*BRIEF:* How many of the lines below include the word "carb"? Only the number should be given.

-------------------------

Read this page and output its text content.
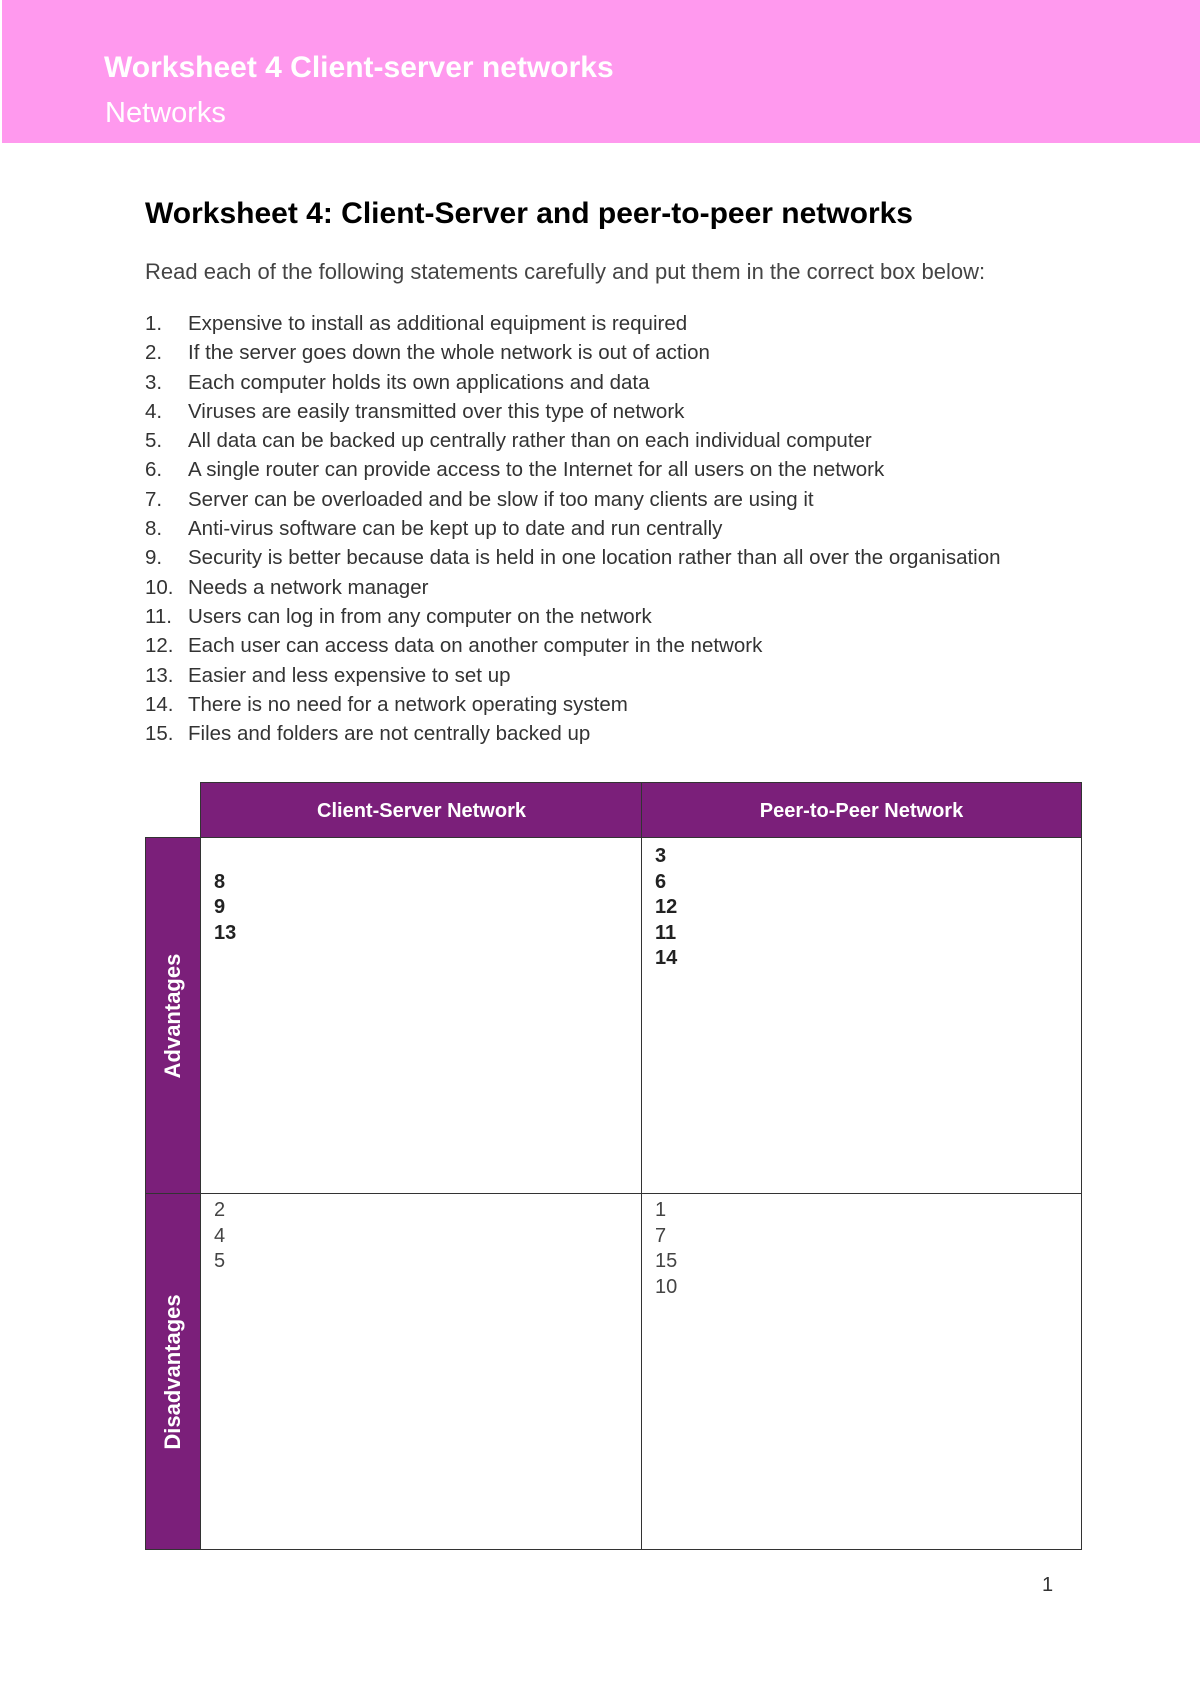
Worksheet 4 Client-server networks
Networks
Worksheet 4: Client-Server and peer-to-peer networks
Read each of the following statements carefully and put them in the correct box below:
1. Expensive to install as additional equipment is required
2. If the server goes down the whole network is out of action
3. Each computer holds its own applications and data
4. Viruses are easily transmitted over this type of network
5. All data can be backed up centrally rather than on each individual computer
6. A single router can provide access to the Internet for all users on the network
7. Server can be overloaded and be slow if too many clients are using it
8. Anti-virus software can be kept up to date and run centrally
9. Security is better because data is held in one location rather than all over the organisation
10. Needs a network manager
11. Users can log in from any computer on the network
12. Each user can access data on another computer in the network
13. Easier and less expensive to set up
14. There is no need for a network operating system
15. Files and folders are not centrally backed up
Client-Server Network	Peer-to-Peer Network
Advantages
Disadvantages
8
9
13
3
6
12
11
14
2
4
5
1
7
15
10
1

-------------------------

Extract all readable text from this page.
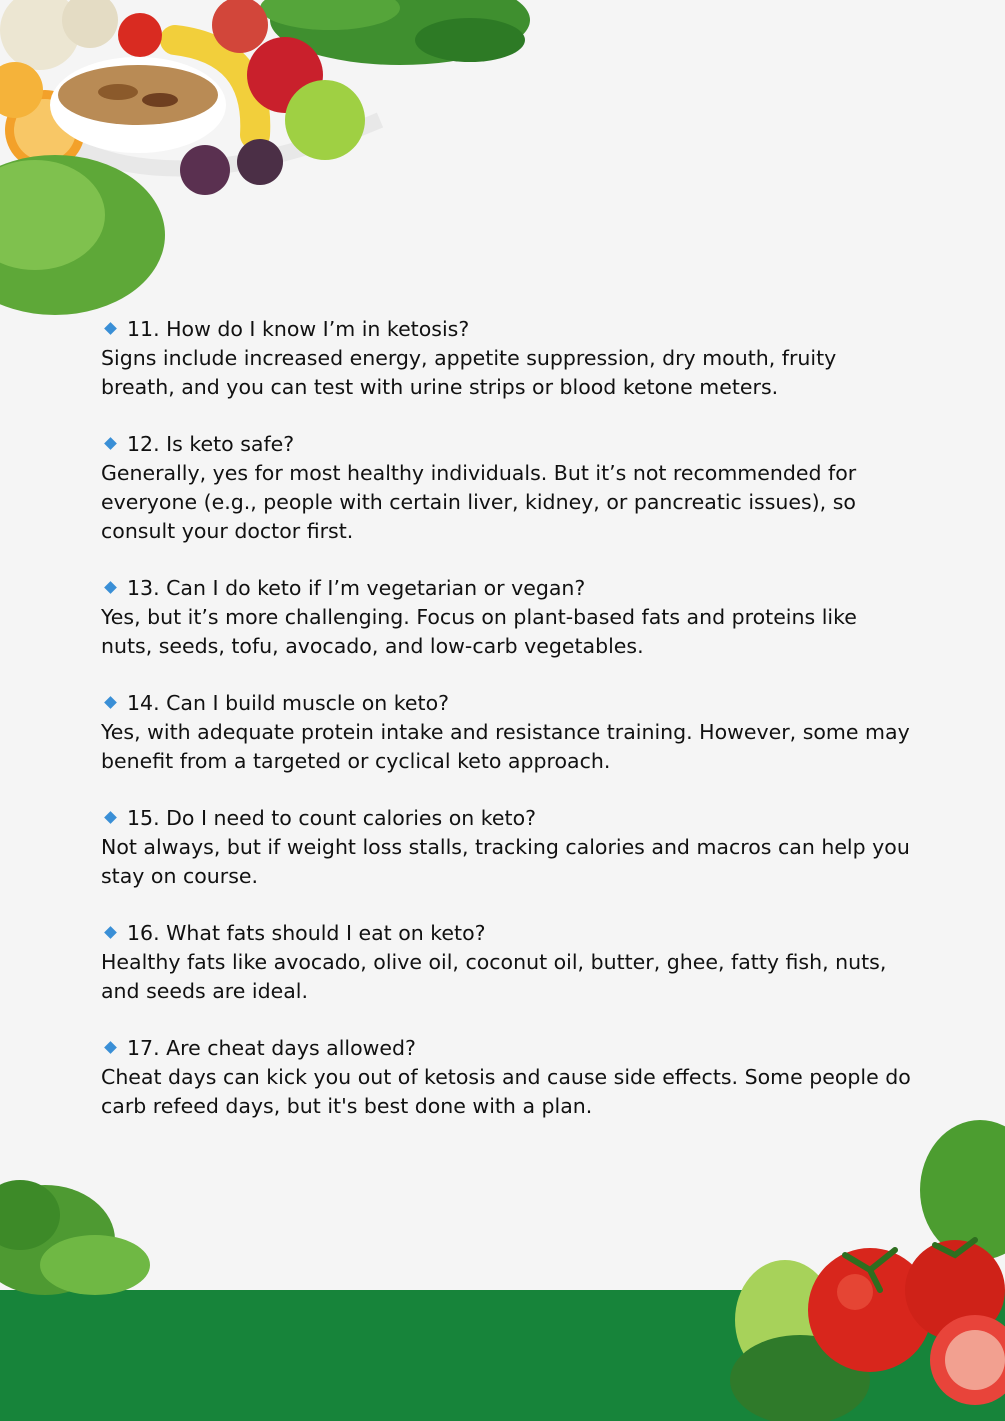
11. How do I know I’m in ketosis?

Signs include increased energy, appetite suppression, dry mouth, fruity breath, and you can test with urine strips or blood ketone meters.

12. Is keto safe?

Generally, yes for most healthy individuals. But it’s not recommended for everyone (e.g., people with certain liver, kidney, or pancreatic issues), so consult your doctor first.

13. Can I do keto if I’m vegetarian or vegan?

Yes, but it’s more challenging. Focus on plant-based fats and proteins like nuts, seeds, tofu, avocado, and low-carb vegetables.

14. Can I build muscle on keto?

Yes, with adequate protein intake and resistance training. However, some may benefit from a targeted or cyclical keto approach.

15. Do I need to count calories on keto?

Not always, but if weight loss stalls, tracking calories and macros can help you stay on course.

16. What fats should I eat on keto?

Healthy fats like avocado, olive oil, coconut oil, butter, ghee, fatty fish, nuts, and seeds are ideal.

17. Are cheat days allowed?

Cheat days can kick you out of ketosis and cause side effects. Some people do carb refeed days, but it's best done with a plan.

-------------------------

*EXERCISE RESPONSE:* 2